• **Exercise goal**: State how many lines of the listing below include the word "this". Give only the number.

• **Dataset records**:
*****

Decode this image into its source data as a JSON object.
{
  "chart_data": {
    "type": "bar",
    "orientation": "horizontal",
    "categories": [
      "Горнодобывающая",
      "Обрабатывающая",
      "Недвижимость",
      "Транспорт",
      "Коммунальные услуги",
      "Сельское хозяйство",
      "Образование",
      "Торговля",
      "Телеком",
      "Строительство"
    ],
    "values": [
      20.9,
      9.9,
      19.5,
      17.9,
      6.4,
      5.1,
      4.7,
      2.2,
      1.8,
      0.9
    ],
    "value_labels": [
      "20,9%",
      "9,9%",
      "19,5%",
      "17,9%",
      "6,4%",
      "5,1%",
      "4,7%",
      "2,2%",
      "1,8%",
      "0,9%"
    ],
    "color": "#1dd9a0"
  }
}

*****

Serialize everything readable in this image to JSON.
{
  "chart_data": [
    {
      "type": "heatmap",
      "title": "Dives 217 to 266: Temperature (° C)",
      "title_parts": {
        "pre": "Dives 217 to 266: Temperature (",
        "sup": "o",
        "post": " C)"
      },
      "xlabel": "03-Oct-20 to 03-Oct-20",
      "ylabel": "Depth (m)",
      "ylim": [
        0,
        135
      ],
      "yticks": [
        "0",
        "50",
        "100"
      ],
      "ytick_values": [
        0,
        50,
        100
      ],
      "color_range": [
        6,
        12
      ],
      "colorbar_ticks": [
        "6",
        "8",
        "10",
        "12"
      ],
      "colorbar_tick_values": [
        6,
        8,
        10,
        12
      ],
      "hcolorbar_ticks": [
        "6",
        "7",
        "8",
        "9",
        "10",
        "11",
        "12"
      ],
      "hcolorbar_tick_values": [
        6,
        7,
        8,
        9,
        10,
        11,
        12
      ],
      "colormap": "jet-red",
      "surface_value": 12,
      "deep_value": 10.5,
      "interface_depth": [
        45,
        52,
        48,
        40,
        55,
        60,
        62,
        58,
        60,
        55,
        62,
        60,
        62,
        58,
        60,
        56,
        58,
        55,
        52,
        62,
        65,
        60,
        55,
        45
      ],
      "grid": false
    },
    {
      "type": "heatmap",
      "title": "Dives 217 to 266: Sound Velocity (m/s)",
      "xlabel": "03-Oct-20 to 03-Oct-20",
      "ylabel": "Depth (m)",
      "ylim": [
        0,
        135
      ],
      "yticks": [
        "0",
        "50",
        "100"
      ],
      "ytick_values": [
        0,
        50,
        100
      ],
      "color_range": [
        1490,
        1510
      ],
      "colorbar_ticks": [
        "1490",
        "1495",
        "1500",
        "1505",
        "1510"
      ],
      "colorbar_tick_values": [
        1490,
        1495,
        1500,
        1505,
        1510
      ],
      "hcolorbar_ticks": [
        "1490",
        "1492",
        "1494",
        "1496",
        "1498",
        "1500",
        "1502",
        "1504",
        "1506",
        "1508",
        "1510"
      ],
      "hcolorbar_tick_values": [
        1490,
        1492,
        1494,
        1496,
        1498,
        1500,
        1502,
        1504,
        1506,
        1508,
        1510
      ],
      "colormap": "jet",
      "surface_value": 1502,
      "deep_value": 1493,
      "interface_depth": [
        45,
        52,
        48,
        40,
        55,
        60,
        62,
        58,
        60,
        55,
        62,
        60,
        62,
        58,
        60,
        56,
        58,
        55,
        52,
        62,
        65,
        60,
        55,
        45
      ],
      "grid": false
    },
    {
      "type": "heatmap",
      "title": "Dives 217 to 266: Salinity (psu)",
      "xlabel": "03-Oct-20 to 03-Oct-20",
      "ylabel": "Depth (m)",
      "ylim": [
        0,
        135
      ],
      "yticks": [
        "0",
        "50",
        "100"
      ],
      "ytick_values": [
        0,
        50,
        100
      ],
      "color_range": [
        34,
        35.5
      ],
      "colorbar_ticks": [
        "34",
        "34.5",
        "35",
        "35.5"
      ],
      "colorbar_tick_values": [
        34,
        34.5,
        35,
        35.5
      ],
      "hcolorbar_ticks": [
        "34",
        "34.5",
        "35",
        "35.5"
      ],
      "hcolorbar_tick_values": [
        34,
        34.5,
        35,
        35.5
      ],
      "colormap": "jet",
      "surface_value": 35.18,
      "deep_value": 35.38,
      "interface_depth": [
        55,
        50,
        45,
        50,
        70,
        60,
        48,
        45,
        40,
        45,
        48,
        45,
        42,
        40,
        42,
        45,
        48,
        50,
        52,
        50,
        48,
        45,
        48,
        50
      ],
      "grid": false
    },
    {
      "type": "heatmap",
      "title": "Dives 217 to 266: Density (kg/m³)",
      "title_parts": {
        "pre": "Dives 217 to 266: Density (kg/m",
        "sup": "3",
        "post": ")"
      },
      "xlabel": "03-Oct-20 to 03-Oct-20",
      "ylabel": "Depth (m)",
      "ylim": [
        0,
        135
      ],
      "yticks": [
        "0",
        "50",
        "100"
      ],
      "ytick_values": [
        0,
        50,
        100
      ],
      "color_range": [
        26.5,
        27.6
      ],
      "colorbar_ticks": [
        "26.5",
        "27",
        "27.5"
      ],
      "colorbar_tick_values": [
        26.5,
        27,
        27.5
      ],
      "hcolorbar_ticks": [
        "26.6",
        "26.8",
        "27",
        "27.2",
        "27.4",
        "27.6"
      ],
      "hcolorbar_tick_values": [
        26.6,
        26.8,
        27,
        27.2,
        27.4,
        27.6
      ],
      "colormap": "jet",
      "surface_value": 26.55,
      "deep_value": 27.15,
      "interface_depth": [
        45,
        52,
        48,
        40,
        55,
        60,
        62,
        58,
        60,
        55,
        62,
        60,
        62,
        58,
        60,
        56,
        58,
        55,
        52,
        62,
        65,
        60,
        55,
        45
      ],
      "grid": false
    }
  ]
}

*****

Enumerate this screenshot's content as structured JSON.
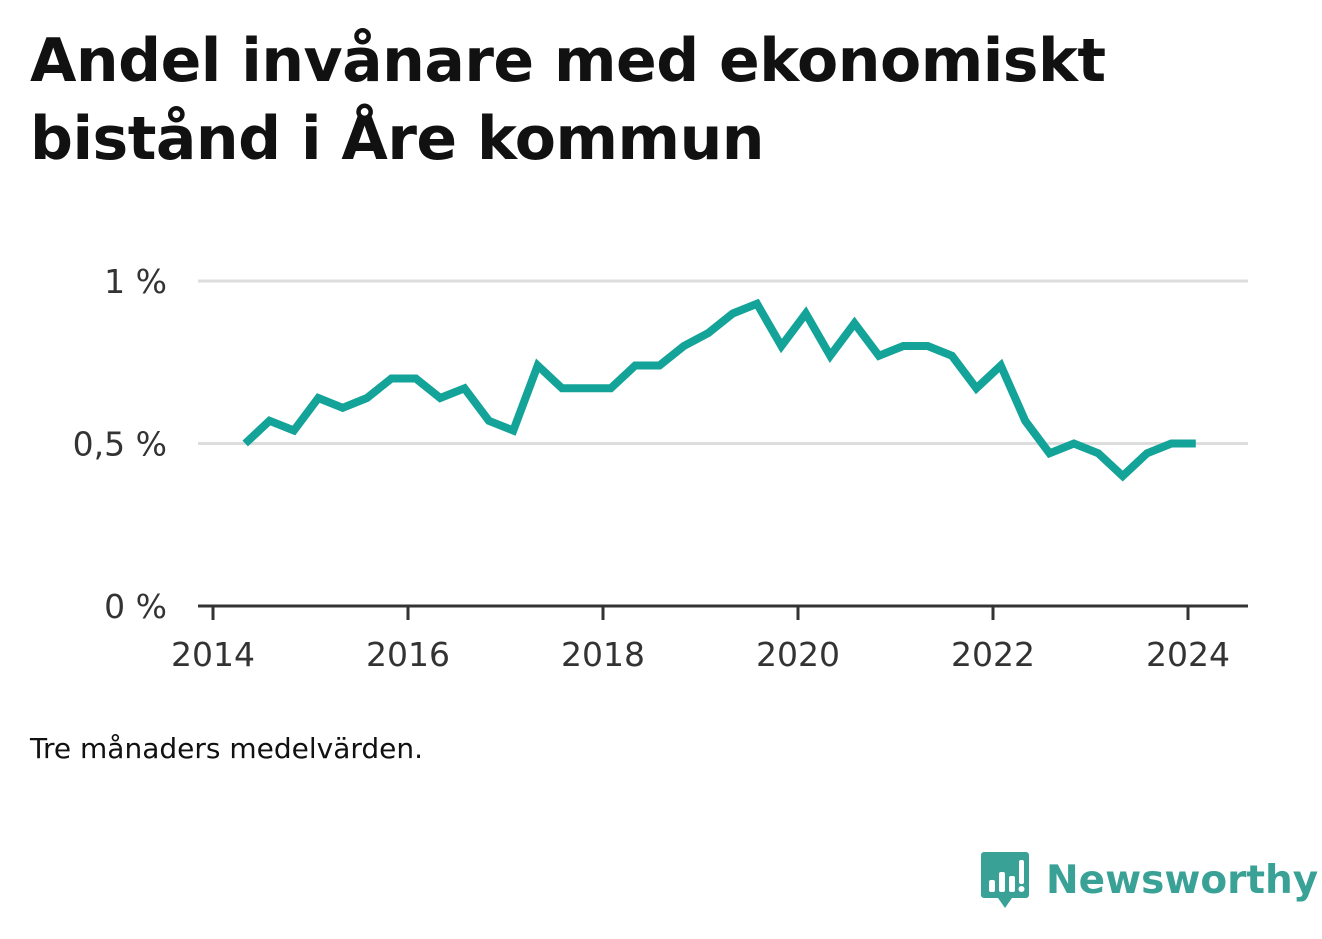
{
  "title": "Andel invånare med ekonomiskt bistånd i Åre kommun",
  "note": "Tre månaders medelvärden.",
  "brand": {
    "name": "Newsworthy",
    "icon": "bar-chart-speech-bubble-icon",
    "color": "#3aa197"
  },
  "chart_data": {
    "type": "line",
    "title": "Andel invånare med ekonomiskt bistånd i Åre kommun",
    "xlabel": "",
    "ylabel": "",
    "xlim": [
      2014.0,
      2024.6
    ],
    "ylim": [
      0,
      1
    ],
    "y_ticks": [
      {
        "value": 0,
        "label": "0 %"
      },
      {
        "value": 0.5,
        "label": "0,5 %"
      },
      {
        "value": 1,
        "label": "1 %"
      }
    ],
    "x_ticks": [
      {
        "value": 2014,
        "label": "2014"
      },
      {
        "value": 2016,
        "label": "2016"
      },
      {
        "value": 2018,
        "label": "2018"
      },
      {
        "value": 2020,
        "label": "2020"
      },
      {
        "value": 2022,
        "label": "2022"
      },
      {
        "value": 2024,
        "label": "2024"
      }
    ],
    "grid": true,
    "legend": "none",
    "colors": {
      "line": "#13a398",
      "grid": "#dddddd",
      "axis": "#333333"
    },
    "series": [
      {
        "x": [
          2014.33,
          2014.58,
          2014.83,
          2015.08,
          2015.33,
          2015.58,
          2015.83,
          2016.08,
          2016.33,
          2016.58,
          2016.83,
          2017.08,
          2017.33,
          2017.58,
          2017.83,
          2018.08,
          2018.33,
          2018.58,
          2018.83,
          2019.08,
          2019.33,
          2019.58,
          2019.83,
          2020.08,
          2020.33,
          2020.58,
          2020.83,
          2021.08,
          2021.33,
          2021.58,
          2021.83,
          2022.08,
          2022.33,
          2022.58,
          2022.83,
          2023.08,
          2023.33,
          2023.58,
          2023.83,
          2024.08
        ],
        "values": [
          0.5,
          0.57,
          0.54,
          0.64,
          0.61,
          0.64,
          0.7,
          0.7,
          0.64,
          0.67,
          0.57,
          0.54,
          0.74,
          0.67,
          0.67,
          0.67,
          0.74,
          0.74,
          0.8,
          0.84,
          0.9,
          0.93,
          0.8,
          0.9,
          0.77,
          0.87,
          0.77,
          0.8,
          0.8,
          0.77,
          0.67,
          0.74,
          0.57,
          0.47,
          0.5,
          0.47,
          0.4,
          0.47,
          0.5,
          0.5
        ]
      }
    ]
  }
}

*****

• **Task response**: 3